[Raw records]
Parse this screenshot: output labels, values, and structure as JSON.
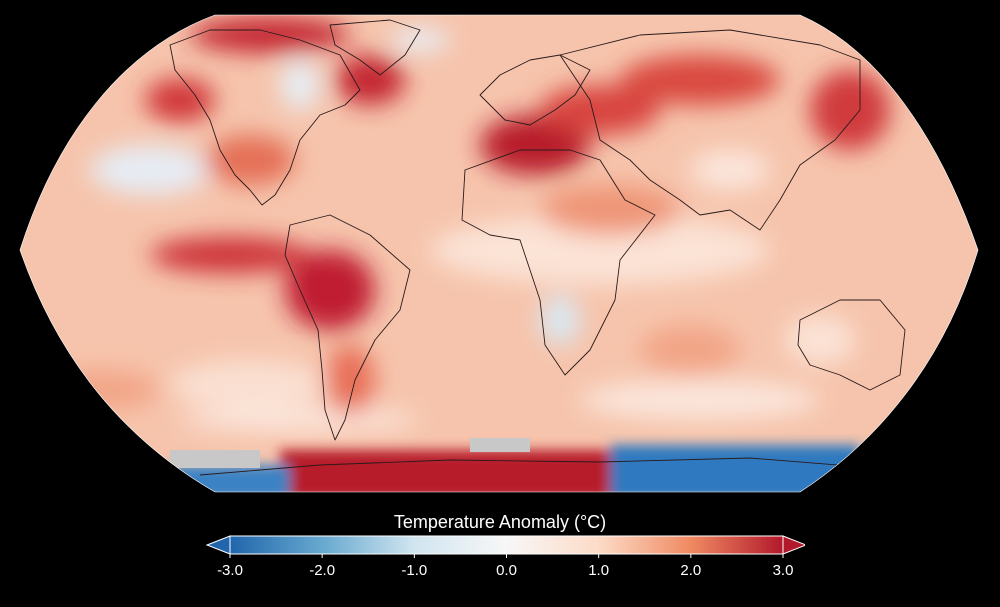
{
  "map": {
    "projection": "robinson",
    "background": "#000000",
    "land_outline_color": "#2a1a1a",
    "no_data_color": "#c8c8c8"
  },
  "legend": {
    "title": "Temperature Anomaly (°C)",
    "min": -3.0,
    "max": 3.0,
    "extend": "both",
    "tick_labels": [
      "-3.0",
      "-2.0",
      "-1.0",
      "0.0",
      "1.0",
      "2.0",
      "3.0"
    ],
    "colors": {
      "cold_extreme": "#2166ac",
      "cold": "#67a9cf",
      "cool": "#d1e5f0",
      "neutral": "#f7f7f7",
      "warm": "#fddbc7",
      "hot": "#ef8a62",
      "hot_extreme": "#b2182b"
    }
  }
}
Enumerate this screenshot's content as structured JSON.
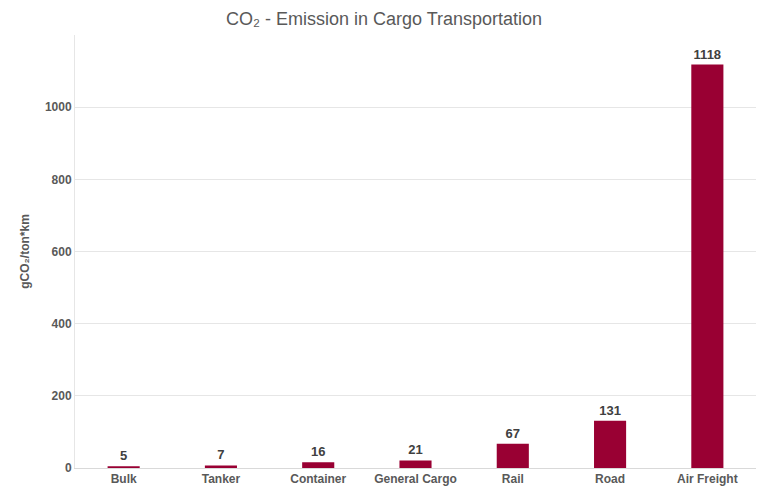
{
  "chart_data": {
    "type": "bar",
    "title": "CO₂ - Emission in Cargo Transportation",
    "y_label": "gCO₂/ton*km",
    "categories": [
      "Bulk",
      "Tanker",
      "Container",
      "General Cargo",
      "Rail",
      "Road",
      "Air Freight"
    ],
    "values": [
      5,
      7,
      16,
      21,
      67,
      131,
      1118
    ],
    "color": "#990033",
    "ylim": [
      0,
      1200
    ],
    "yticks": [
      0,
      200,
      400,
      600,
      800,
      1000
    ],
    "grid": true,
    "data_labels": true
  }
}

◆ **Written instruction**
Go through the material above and count the lines that contain "JSON"; answer with the number alone.

◆ **Problem solution**
2